● Task objective: From the data that follows, report the number of lines including "screenshot", and only that number.

**********

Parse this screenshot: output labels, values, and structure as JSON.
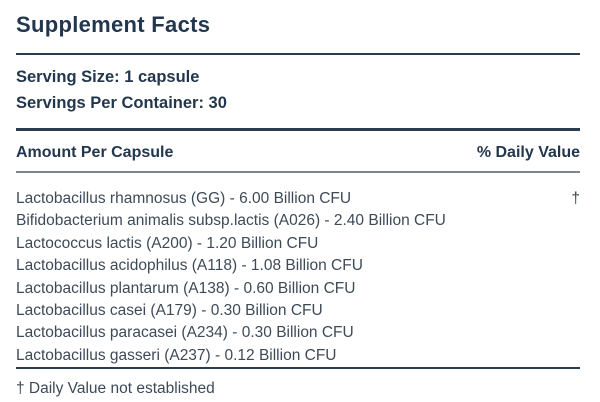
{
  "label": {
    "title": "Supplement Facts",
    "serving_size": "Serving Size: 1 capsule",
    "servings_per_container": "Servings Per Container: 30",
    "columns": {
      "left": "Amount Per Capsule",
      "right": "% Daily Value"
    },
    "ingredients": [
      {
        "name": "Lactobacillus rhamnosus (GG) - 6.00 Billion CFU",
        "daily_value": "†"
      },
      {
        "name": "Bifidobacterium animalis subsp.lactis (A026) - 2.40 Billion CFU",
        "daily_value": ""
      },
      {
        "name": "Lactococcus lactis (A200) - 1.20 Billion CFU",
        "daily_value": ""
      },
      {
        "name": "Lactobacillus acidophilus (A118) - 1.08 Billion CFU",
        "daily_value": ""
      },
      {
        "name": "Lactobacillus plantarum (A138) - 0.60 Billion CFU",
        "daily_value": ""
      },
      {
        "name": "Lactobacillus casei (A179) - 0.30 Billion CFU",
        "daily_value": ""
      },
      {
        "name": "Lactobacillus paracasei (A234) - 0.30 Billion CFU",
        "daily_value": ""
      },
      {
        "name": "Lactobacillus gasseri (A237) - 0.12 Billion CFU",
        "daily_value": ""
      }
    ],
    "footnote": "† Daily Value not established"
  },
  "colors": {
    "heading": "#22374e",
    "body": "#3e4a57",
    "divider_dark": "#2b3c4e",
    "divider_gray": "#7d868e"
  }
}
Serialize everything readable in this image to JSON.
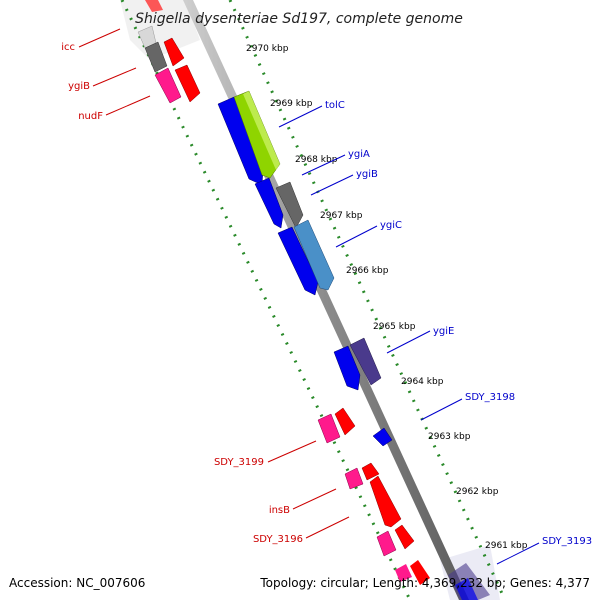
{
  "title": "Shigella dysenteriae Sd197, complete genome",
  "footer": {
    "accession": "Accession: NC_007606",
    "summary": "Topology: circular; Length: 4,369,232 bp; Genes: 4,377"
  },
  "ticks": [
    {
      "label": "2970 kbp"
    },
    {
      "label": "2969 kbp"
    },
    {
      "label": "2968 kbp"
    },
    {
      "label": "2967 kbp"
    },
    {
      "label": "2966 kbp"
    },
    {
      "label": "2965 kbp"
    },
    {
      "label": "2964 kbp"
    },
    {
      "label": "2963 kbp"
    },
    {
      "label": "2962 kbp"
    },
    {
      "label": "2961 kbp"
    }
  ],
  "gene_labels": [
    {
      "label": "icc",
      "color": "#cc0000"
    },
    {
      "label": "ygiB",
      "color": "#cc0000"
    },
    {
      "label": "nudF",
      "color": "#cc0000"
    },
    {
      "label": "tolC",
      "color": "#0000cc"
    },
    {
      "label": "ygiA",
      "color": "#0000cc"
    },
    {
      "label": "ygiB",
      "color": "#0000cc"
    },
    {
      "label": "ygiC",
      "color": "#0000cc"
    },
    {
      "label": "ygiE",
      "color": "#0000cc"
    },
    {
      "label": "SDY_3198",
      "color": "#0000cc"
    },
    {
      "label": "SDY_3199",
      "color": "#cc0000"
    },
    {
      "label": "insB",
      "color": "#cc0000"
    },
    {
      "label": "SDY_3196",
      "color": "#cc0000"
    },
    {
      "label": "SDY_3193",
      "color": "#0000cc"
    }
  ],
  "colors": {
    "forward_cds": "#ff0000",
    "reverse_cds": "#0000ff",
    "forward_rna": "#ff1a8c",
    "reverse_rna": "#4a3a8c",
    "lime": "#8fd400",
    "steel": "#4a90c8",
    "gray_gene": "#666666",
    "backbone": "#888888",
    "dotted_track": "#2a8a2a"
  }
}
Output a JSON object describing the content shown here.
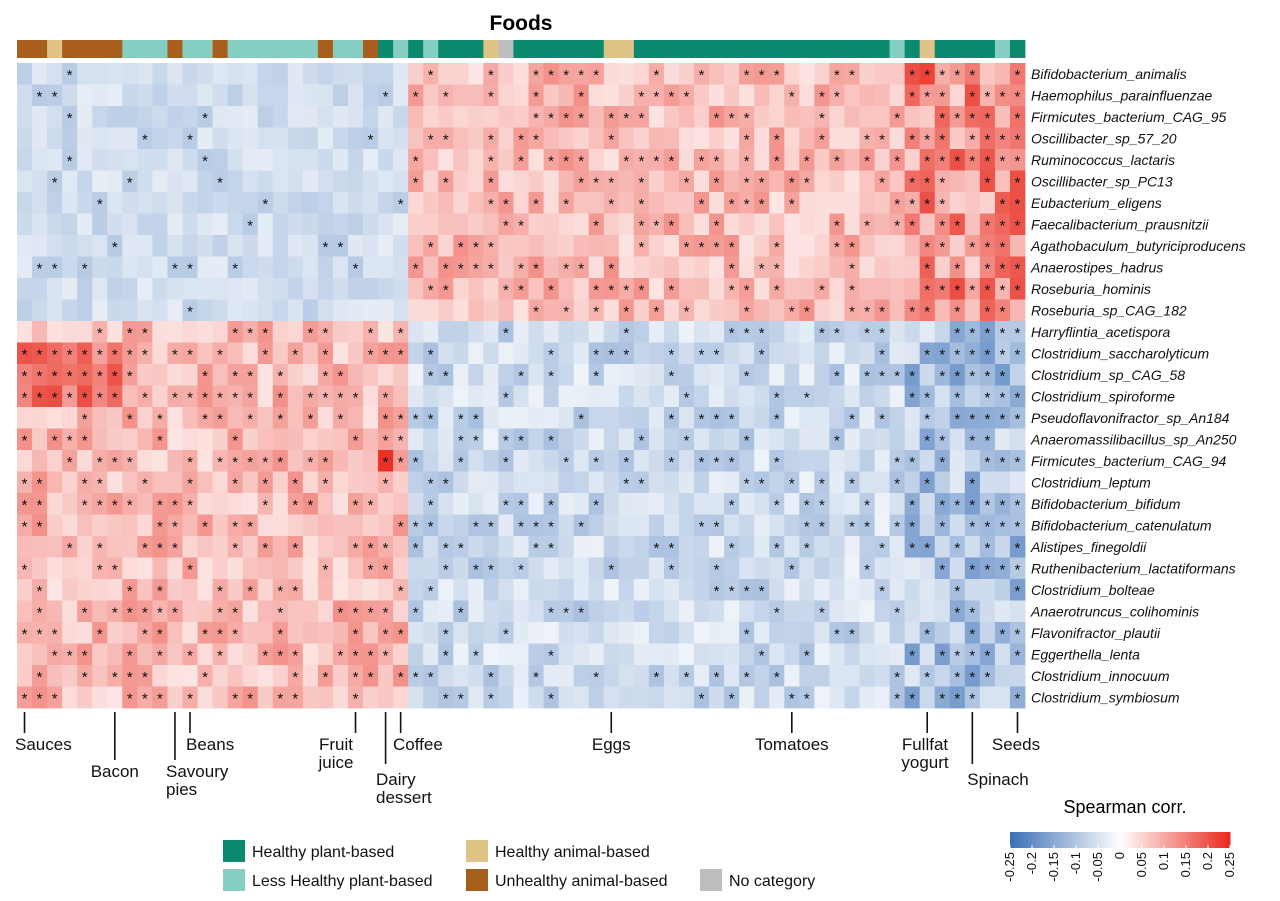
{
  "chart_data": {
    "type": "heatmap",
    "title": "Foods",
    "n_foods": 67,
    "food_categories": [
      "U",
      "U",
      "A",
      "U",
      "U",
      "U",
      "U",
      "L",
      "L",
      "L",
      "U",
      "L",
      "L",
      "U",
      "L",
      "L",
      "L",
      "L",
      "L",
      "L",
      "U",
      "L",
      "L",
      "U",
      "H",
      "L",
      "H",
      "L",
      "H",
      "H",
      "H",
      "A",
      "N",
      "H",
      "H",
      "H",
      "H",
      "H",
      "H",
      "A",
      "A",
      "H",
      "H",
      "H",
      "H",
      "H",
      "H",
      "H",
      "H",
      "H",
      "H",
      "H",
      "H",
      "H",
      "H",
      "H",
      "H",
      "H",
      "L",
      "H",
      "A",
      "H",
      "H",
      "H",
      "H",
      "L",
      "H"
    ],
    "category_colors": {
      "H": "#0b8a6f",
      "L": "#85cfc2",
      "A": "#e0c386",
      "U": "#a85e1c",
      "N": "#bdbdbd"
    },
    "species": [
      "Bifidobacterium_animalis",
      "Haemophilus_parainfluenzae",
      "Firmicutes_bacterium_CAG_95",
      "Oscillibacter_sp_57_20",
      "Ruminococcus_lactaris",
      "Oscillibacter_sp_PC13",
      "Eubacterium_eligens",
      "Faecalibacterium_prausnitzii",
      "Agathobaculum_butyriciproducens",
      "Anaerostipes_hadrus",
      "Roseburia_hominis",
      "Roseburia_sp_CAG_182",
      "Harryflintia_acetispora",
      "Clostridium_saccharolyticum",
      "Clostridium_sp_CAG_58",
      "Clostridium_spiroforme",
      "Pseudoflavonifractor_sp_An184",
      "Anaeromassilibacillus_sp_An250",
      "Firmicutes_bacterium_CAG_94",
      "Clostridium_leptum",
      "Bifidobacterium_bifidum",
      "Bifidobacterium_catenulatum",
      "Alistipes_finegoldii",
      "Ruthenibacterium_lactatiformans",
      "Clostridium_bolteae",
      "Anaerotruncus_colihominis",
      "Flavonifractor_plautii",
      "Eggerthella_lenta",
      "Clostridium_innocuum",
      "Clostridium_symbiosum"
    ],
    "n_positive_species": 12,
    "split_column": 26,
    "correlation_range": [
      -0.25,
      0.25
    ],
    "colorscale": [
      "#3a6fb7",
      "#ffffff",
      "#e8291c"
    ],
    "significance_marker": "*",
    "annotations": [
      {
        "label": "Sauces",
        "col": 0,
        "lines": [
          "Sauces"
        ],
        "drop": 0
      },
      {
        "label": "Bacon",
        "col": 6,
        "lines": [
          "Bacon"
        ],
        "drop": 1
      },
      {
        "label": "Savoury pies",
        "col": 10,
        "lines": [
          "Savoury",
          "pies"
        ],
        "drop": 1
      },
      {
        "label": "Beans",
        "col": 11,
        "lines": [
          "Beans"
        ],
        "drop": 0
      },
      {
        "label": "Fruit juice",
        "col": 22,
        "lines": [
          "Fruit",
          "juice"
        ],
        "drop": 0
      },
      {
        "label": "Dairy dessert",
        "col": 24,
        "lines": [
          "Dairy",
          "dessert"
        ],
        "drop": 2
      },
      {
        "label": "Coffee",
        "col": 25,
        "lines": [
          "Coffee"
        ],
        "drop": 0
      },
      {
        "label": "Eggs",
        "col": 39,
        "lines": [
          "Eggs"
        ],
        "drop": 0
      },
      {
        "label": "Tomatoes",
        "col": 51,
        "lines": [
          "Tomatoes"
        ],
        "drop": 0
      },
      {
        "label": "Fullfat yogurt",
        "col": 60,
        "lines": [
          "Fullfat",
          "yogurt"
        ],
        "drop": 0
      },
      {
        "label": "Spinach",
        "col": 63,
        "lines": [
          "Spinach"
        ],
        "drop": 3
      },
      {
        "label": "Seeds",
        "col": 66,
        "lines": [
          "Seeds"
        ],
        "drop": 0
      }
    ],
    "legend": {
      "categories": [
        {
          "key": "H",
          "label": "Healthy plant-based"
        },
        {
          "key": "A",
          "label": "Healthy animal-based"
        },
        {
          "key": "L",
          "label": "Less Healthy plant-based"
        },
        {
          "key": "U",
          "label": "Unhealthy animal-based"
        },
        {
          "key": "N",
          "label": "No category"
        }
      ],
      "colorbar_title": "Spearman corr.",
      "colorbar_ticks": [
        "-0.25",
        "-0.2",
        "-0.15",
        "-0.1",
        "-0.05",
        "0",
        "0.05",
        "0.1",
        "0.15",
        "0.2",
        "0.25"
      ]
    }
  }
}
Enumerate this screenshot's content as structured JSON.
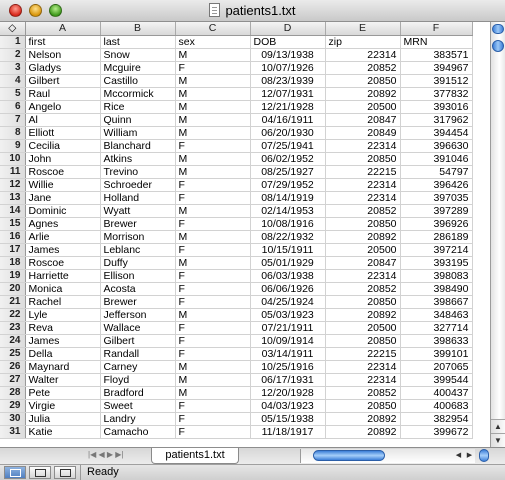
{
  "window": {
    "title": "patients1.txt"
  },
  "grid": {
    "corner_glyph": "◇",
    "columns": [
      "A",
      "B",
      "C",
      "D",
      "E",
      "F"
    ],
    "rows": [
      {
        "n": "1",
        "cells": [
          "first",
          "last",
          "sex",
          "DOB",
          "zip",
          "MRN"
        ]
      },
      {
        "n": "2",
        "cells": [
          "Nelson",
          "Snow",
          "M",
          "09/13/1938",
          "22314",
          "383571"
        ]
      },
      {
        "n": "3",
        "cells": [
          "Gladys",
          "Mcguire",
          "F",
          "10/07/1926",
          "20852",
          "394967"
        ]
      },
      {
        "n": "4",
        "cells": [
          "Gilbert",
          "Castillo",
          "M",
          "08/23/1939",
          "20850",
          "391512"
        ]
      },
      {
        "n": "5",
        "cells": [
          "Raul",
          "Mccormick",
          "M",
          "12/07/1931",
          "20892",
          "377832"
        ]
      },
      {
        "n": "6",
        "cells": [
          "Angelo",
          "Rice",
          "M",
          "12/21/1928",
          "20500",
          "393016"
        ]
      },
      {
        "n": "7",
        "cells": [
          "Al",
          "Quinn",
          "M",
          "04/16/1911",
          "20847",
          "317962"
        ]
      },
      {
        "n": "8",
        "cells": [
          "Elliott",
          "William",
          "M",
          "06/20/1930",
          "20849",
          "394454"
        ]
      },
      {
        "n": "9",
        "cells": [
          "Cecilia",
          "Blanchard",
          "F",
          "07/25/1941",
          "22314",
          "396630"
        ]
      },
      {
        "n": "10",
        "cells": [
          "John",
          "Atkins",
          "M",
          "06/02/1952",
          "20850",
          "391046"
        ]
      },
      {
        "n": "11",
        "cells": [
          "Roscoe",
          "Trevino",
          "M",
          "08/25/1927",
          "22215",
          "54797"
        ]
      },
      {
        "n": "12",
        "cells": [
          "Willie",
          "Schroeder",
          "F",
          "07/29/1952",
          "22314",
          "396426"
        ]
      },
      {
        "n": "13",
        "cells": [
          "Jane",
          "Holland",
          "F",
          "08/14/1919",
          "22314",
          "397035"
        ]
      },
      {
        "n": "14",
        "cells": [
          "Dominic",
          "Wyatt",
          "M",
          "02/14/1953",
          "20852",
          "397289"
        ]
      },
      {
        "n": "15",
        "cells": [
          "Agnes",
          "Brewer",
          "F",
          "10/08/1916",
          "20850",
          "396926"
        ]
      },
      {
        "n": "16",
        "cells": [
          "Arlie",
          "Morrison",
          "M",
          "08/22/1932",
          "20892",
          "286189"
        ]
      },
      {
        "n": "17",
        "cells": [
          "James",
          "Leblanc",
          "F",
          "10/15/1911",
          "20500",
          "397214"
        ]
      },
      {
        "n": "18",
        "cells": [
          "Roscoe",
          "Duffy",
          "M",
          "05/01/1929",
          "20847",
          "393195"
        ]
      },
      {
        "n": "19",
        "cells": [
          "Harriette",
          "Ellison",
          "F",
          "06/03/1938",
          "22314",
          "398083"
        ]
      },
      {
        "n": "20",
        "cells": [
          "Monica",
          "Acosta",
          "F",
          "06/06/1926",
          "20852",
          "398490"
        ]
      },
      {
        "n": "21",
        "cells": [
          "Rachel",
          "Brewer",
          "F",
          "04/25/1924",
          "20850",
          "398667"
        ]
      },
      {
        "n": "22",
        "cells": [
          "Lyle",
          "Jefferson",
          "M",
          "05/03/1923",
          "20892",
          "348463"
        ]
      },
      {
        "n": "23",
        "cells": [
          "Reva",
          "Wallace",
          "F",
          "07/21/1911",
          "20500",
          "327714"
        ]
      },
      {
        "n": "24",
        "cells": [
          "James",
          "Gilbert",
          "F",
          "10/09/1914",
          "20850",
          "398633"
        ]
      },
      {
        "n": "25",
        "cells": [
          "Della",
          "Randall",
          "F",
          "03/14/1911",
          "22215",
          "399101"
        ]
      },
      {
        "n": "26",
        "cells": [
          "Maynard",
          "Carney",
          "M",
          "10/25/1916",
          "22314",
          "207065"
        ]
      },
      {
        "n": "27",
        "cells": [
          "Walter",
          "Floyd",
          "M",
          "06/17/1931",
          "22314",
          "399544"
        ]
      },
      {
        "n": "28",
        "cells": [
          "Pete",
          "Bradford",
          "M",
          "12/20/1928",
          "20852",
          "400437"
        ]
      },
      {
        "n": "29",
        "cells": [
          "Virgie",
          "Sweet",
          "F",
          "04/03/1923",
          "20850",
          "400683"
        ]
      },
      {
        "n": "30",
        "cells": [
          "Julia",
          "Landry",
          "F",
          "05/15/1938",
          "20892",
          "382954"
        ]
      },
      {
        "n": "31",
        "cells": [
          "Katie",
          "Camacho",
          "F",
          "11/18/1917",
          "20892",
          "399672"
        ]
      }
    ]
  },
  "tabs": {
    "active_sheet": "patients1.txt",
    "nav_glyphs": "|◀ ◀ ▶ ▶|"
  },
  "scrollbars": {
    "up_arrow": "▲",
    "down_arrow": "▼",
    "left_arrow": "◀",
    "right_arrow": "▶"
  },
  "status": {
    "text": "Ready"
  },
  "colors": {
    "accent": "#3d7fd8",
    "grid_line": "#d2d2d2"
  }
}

**********

● Exercise response: 2